▸ **To be done**:
All lines featuring the string "некоммерческим" are to be listed.

▸ **Task input**:

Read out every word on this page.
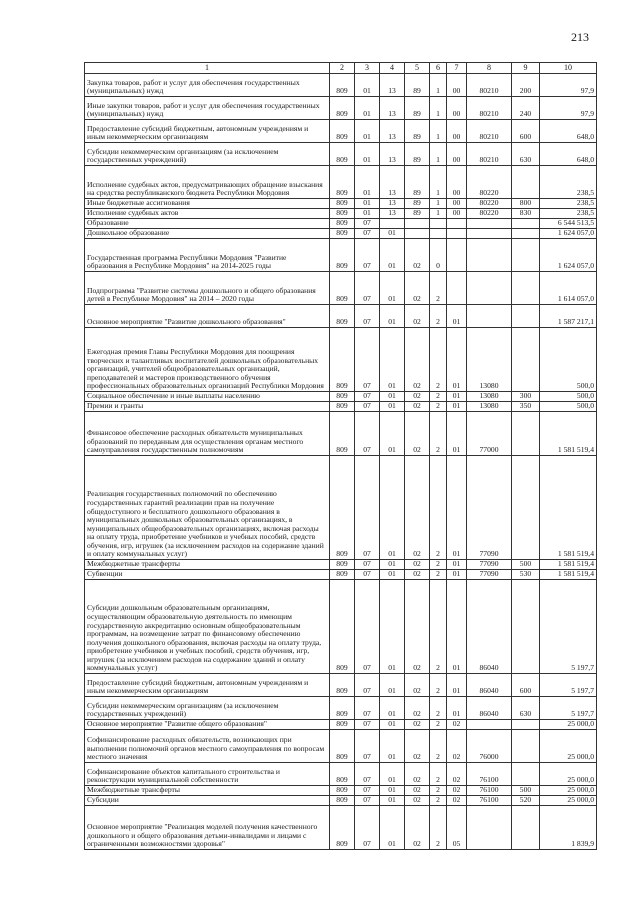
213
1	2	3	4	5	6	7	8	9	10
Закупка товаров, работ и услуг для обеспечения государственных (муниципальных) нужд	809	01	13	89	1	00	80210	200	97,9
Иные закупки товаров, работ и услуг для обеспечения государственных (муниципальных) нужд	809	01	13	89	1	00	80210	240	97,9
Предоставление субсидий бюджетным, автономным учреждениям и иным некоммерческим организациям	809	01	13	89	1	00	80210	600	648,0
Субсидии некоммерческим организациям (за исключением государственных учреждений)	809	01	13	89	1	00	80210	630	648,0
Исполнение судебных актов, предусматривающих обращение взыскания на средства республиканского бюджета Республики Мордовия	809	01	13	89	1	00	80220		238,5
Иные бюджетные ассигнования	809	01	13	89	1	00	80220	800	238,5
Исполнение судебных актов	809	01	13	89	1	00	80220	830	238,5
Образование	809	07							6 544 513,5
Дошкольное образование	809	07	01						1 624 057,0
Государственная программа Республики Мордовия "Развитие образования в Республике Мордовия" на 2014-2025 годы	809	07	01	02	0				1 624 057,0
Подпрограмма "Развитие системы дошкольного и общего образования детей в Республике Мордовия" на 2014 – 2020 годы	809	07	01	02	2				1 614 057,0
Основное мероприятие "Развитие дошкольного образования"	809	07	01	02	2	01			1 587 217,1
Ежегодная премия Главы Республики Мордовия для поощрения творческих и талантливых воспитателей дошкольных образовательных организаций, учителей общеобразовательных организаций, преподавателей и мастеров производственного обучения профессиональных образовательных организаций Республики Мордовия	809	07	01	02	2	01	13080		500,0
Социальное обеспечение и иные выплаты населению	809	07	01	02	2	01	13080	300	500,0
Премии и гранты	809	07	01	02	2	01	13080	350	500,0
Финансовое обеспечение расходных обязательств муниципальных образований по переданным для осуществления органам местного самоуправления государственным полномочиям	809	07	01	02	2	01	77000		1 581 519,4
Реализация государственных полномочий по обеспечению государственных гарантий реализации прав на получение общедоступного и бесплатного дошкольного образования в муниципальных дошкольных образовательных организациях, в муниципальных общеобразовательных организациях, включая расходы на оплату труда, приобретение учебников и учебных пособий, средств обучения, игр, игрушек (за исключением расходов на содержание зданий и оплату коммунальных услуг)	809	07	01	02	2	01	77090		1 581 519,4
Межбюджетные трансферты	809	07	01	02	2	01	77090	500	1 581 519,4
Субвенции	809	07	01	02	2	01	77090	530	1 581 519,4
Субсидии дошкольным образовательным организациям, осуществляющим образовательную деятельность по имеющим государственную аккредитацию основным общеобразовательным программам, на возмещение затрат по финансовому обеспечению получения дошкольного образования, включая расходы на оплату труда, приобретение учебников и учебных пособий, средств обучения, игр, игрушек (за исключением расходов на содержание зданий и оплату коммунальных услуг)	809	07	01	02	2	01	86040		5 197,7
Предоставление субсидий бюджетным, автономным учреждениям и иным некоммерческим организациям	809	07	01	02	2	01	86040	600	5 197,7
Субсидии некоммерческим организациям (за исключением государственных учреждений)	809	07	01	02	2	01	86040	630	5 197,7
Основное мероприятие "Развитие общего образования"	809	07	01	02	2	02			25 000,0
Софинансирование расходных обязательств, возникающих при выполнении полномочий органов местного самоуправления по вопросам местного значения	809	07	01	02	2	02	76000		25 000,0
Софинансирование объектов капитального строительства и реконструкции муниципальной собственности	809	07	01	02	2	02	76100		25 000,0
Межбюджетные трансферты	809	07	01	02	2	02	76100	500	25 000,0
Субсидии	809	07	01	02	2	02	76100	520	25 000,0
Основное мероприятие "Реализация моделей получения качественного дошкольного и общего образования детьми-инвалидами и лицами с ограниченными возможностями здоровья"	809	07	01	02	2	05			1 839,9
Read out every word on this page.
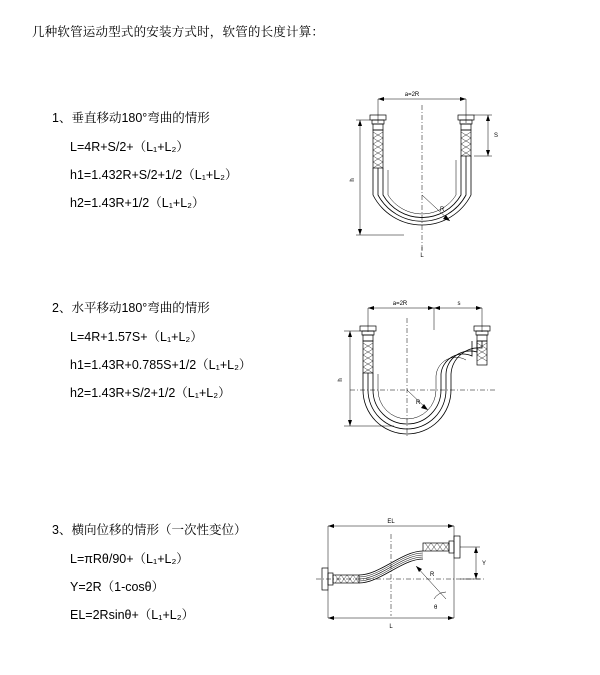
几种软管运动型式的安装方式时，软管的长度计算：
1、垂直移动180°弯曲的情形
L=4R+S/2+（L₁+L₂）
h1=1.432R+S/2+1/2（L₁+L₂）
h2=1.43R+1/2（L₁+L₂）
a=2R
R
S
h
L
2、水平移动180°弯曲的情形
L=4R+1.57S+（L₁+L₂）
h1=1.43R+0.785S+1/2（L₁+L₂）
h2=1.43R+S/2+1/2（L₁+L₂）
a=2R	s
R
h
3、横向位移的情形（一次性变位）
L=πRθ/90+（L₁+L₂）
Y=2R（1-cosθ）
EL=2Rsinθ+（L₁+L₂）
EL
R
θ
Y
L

▸ **Exercise solution**:
Предоставление субсидий бюджетным, автономным учреждениям и иным некоммерческим организациям	809	01	13	89	1	00	80210	600	648,0
Субсидии некоммерческим организациям (за исключением государственных учреждений)	809	01	13	89	1	00	80210	630	648,0
Предоставление субсидий бюджетным, автономным учреждениям и иным некоммерческим организациям	809	07	01	02	2	01	86040	600	5 197,7
Субсидии некоммерческим организациям (за исключением государственных учреждений)	809	07	01	02	2	01	86040	630	5 197,7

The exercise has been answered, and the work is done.